# PROBLEM
Scan the material for the word "label", and copy each line where it shows up.

* start RECORDS SHOWN *

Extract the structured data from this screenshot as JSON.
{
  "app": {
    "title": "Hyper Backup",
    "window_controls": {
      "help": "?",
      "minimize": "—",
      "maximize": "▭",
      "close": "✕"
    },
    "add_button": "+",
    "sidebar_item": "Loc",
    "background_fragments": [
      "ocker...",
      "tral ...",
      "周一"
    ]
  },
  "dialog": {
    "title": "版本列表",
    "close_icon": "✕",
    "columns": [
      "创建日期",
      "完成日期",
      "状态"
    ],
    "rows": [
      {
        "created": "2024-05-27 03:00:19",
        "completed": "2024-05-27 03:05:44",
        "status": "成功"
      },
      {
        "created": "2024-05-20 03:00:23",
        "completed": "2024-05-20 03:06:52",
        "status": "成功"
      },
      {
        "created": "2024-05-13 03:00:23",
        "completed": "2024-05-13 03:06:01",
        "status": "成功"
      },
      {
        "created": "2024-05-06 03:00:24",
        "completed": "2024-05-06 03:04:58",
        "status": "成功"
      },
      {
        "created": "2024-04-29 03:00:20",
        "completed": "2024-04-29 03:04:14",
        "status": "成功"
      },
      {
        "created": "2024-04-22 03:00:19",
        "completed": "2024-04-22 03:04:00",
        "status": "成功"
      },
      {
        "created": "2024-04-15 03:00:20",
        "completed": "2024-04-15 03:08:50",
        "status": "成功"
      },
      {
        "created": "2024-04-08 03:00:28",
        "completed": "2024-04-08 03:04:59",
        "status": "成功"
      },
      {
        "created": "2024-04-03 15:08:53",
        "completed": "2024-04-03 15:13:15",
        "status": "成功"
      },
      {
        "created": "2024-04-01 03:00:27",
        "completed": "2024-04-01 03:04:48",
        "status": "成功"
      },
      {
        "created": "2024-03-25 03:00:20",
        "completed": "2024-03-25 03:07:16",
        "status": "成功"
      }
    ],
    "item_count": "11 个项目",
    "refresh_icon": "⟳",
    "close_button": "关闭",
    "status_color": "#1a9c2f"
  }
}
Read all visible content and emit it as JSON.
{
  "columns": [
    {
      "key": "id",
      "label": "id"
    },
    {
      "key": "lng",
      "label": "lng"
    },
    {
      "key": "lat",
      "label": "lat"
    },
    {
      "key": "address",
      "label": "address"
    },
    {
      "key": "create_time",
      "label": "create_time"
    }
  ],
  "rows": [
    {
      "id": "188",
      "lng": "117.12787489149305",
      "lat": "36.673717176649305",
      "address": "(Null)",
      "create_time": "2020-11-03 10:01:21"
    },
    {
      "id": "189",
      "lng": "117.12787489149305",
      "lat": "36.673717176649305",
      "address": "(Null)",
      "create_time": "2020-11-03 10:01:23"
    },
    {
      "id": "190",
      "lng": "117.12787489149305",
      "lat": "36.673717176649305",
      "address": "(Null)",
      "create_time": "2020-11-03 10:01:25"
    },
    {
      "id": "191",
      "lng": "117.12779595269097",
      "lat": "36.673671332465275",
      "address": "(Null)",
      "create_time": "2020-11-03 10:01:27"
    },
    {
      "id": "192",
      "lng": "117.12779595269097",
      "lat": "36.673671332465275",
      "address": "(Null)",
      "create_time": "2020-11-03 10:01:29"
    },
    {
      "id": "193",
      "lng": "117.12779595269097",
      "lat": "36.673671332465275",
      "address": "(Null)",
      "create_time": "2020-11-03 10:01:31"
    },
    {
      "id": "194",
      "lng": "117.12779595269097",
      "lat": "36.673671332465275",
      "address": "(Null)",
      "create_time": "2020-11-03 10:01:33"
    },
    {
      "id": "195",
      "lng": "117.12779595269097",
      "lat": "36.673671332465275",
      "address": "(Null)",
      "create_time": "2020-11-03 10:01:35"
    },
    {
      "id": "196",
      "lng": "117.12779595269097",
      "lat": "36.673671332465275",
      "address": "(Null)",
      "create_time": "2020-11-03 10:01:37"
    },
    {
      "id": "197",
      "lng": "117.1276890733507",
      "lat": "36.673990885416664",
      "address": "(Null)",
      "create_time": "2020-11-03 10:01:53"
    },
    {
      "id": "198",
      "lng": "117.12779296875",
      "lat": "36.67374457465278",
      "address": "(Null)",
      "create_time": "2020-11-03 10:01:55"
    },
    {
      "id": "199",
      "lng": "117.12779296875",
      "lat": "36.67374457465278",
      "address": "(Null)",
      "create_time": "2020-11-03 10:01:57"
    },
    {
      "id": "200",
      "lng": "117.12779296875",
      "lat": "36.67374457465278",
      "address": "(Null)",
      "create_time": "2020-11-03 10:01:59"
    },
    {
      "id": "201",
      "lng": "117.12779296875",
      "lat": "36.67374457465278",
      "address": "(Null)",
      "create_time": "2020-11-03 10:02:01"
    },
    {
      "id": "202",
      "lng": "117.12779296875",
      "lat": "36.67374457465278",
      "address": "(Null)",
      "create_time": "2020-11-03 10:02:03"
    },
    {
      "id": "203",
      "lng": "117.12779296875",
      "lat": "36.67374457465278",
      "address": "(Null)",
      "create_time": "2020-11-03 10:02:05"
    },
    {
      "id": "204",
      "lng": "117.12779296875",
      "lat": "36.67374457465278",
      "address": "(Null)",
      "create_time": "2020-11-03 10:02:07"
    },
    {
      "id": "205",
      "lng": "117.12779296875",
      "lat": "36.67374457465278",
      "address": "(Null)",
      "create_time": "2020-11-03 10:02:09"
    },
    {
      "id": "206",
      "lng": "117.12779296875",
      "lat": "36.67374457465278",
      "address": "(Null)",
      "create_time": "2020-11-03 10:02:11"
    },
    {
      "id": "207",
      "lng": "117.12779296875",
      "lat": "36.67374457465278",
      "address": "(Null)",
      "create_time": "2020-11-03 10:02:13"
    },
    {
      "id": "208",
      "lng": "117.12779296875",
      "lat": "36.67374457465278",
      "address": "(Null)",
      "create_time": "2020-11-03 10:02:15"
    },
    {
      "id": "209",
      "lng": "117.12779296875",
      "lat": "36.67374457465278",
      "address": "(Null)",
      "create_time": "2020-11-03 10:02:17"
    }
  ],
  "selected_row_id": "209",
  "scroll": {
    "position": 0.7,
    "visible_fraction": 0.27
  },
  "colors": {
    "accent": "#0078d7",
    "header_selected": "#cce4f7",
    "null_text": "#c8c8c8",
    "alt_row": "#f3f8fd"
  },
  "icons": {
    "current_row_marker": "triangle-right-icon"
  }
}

* end RECORDS SHOWN *

# RESULT FOR THIS TASK
      "label": "id"
      "label": "lng"
      "label": "lat"
      "label": "address"
      "label": "create_time"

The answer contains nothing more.